>> START Dataset extract

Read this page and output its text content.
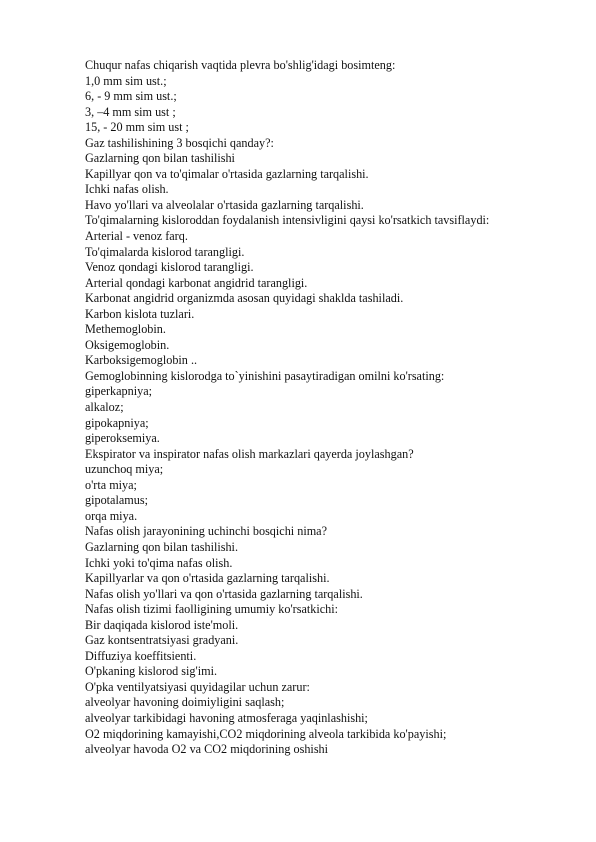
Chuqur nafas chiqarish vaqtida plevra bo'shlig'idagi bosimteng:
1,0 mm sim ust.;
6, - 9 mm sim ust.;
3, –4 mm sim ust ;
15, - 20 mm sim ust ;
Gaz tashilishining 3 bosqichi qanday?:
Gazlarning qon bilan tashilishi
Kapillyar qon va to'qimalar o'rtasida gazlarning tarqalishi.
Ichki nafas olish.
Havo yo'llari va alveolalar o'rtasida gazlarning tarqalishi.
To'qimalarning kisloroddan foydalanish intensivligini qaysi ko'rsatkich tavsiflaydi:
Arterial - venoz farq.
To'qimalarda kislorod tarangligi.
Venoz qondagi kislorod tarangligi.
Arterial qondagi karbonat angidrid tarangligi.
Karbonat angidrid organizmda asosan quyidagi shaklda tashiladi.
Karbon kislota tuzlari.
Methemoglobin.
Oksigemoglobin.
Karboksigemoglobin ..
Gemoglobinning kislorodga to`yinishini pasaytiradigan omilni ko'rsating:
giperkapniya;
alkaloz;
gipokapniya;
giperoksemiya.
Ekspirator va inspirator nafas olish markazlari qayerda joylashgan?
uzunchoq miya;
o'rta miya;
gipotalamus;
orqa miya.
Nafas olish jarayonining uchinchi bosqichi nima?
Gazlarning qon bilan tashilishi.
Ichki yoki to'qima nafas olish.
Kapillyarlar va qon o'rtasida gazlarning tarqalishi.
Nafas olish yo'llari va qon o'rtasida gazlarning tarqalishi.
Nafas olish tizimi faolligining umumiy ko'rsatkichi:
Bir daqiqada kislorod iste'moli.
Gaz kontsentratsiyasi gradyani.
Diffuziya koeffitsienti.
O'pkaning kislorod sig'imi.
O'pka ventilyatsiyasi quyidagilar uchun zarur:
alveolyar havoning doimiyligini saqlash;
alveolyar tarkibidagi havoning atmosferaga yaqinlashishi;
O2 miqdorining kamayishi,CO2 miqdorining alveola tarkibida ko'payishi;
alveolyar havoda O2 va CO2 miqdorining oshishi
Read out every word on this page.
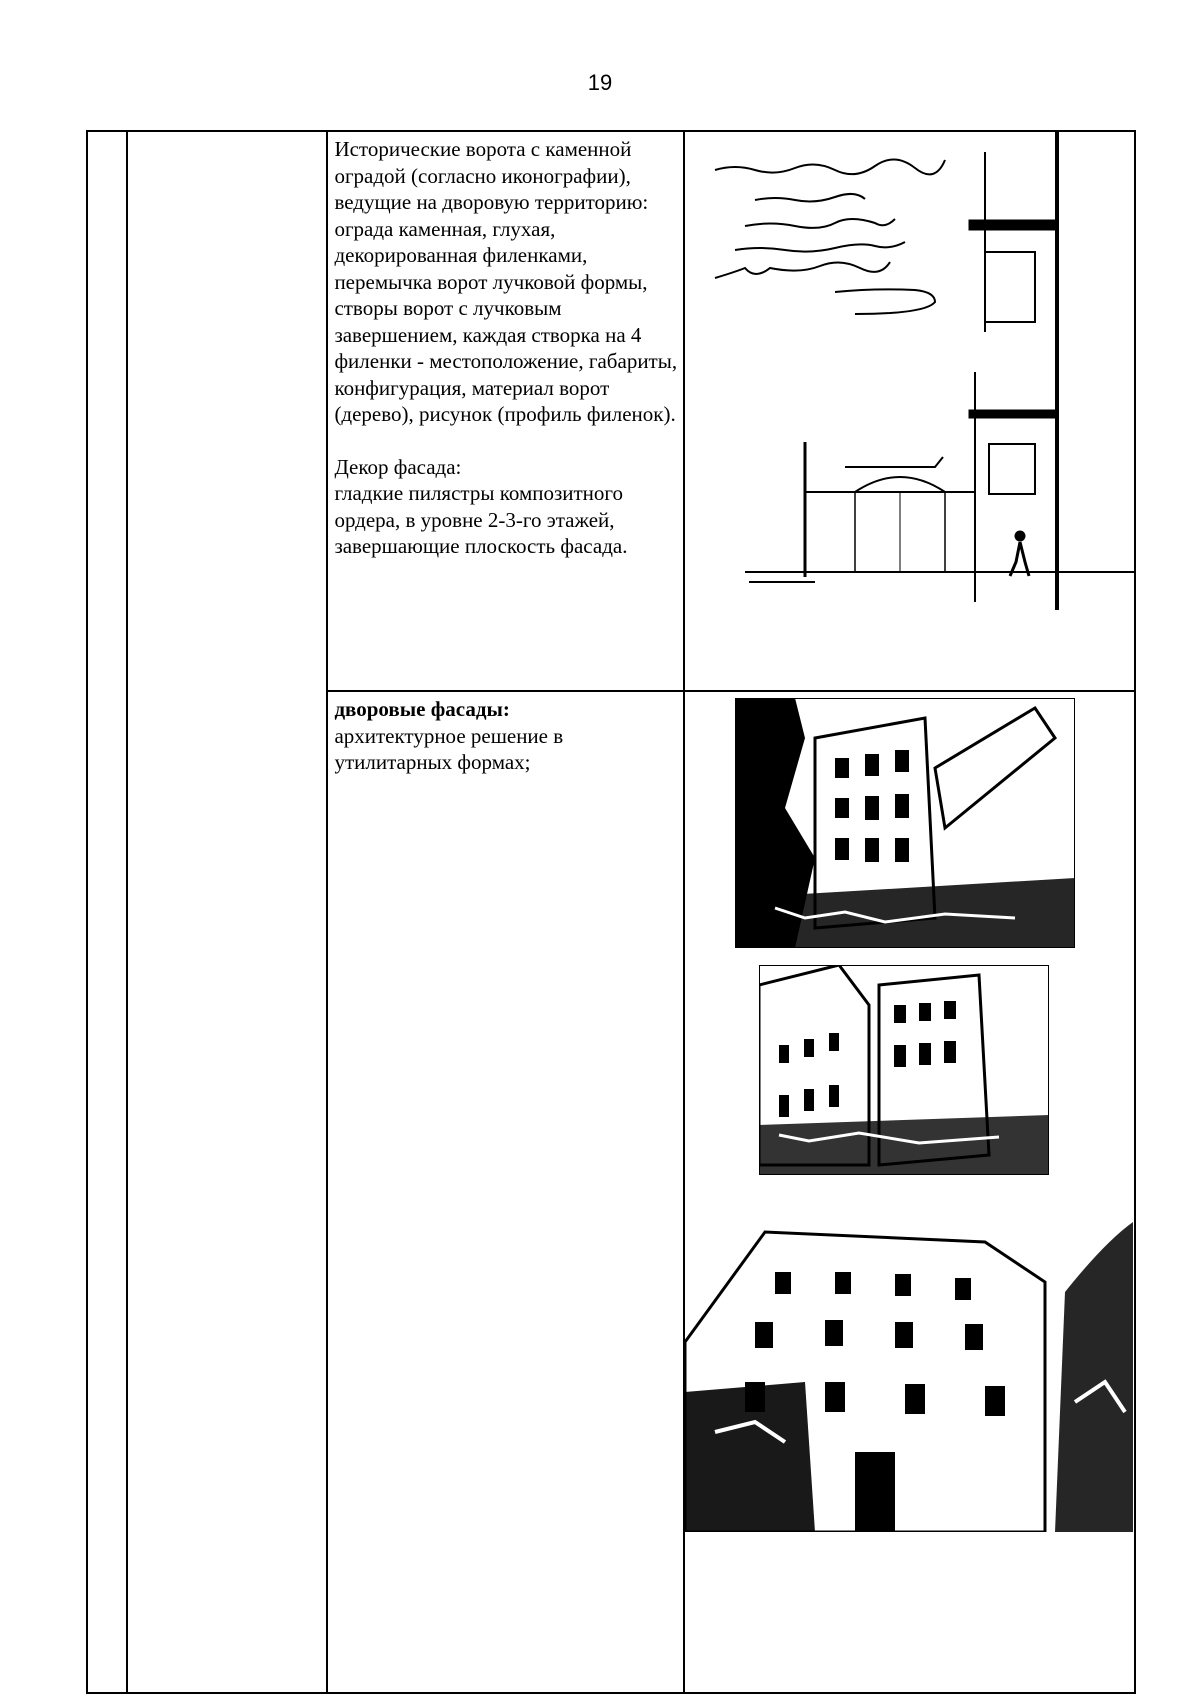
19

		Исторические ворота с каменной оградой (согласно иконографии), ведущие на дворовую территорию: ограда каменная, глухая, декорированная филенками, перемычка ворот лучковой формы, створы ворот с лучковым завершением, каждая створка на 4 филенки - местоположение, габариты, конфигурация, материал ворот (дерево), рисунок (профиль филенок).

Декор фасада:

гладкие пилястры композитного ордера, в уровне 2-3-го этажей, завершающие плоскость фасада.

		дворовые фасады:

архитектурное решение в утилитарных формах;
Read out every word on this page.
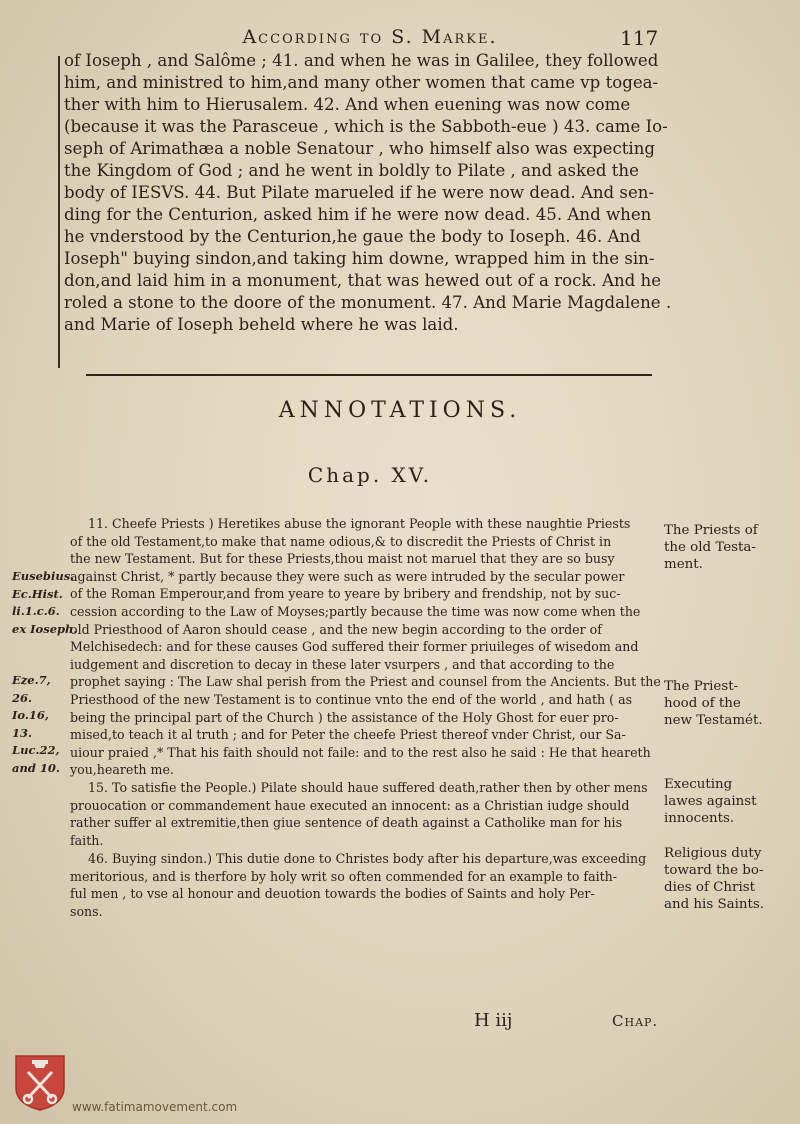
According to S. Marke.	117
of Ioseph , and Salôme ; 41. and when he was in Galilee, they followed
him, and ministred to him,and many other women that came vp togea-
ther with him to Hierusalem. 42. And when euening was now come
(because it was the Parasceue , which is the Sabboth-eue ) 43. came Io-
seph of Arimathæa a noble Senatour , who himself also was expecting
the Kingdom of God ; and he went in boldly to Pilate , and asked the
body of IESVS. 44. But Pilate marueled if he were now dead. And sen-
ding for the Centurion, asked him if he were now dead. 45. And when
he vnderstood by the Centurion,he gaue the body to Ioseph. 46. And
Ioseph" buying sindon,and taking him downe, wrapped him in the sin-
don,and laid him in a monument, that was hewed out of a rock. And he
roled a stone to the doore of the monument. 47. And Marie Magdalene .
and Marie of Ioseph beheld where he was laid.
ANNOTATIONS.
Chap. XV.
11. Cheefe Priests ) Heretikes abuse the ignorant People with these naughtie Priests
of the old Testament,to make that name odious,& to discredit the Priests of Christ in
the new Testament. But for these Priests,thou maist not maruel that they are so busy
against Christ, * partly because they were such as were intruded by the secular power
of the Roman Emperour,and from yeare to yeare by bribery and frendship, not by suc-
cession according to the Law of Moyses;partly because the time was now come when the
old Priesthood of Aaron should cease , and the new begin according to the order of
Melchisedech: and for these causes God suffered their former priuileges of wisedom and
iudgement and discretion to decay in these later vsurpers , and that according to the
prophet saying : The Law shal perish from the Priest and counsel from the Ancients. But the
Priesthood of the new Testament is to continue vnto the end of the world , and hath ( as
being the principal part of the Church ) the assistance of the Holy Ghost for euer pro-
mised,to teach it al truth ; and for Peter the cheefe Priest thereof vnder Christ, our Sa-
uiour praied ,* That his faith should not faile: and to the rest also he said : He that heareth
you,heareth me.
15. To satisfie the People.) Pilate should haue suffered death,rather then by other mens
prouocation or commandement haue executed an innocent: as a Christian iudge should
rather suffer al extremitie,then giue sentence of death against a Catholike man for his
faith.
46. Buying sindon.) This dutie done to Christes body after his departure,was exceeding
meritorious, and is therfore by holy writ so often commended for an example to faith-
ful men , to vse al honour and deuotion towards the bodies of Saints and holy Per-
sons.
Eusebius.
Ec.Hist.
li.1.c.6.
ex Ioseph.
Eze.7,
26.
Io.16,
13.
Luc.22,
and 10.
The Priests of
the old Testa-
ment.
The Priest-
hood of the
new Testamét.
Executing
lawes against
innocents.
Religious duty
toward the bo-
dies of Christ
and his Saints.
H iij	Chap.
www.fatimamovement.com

>> END Dataset extract

Output the material word for word, omitting its pictures.

=== The completed task ===
Read this page and output its text content.
Chuqur nafas chiqarish vaqtida plevra bo'shlig'idagi bosimteng:
1,0 mm sim ust.;
6, - 9 mm sim ust.;
3, –4 mm sim ust ;
15, - 20 mm sim ust ;
Gaz tashilishining 3 bosqichi qanday?:
Gazlarning qon bilan tashilishi
Kapillyar qon va to'qimalar o'rtasida gazlarning tarqalishi.
Ichki nafas olish.
Havo yo'llari va alveolalar o'rtasida gazlarning tarqalishi.
To'qimalarning kisloroddan foydalanish intensivligini qaysi ko'rsatkich tavsiflaydi:
Arterial - venoz farq.
To'qimalarda kislorod tarangligi.
Venoz qondagi kislorod tarangligi.
Arterial qondagi karbonat angidrid tarangligi.
Karbonat angidrid organizmda asosan quyidagi shaklda tashiladi.
Karbon kislota tuzlari.
Methemoglobin.
Oksigemoglobin.
Karboksigemoglobin ..
Gemoglobinning kislorodga to`yinishini pasaytiradigan omilni ko'rsating:
giperkapniya;
alkaloz;
gipokapniya;
giperoksemiya.
Ekspirator va inspirator nafas olish markazlari qayerda joylashgan?
uzunchoq miya;
o'rta miya;
gipotalamus;
orqa miya.
Nafas olish jarayonining uchinchi bosqichi nima?
Gazlarning qon bilan tashilishi.
Ichki yoki to'qima nafas olish.
Kapillyarlar va qon o'rtasida gazlarning tarqalishi.
Nafas olish yo'llari va qon o'rtasida gazlarning tarqalishi.
Nafas olish tizimi faolligining umumiy ko'rsatkichi:
Bir daqiqada kislorod iste'moli.
Gaz kontsentratsiyasi gradyani.
Diffuziya koeffitsienti.
O'pkaning kislorod sig'imi.
O'pka ventilyatsiyasi quyidagilar uchun zarur:
alveolyar havoning doimiyligini saqlash;
alveolyar tarkibidagi havoning atmosferaga yaqinlashishi;
O2 miqdorining kamayishi,CO2 miqdorining alveola tarkibida ko'payishi;
alveolyar havoda O2 va CO2 miqdorining oshishi
Read out every word on this page.
19

		Исторические ворота с каменной оградой (согласно иконографии), ведущие на дворовую территорию: ограда каменная, глухая, декорированная филенками, перемычка ворот лучковой формы, створы ворот с лучковым завершением, каждая створка на 4 филенки - местоположение, габариты, конфигурация, материал ворот (дерево), рисунок (профиль филенок).

Декор фасада:

гладкие пилястры композитного ордера, в уровне 2-3-го этажей, завершающие плоскость фасада.

		дворовые фасады:

архитектурное решение в утилитарных формах;
Read out every word on this page.
According to S. Marke.	117
of Ioseph , and Salôme ; 41. and when he was in Galilee, they followed
him, and ministred to him,and many other women that came vp togea-
ther with him to Hierusalem. 42. And when euening was now come
(because it was the Parasceue , which is the Sabboth-eue ) 43. came Io-
seph of Arimathæa a noble Senatour , who himself also was expecting
the Kingdom of God ; and he went in boldly to Pilate , and asked the
body of IESVS. 44. But Pilate marueled if he were now dead. And sen-
ding for the Centurion, asked him if he were now dead. 45. And when
he vnderstood by the Centurion,he gaue the body to Ioseph. 46. And
Ioseph" buying sindon,and taking him downe, wrapped him in the sin-
don,and laid him in a monument, that was hewed out of a rock. And he
roled a stone to the doore of the monument. 47. And Marie Magdalene .
and Marie of Ioseph beheld where he was laid.
ANNOTATIONS.
Chap. XV.
11. Cheefe Priests ) Heretikes abuse the ignorant People with these naughtie Priests
of the old Testament,to make that name odious,& to discredit the Priests of Christ in
the new Testament. But for these Priests,thou maist not maruel that they are so busy
against Christ, * partly because they were such as were intruded by the secular power
of the Roman Emperour,and from yeare to yeare by bribery and frendship, not by suc-
cession according to the Law of Moyses;partly because the time was now come when the
old Priesthood of Aaron should cease , and the new begin according to the order of
Melchisedech: and for these causes God suffered their former priuileges of wisedom and
iudgement and discretion to decay in these later vsurpers , and that according to the
prophet saying : The Law shal perish from the Priest and counsel from the Ancients. But the
Priesthood of the new Testament is to continue vnto the end of the world , and hath ( as
being the principal part of the Church ) the assistance of the Holy Ghost for euer pro-
mised,to teach it al truth ; and for Peter the cheefe Priest thereof vnder Christ, our Sa-
uiour praied ,* That his faith should not faile: and to the rest also he said : He that heareth
you,heareth me.
15. To satisfie the People.) Pilate should haue suffered death,rather then by other mens
prouocation or commandement haue executed an innocent: as a Christian iudge should
rather suffer al extremitie,then giue sentence of death against a Catholike man for his
faith.
46. Buying sindon.) This dutie done to Christes body after his departure,was exceeding
meritorious, and is therfore by holy writ so often commended for an example to faith-
ful men , to vse al honour and deuotion towards the bodies of Saints and holy Per-
sons.
Eusebius.
Ec.Hist.
li.1.c.6.
ex Ioseph.
Eze.7,
26.
Io.16,
13.
Luc.22,
and 10.
The Priests of
the old Testa-
ment.
The Priest-
hood of the
new Testamét.
Executing
lawes against
innocents.
Religious duty
toward the bo-
dies of Christ
and his Saints.
H iij	Chap.
www.fatimamovement.com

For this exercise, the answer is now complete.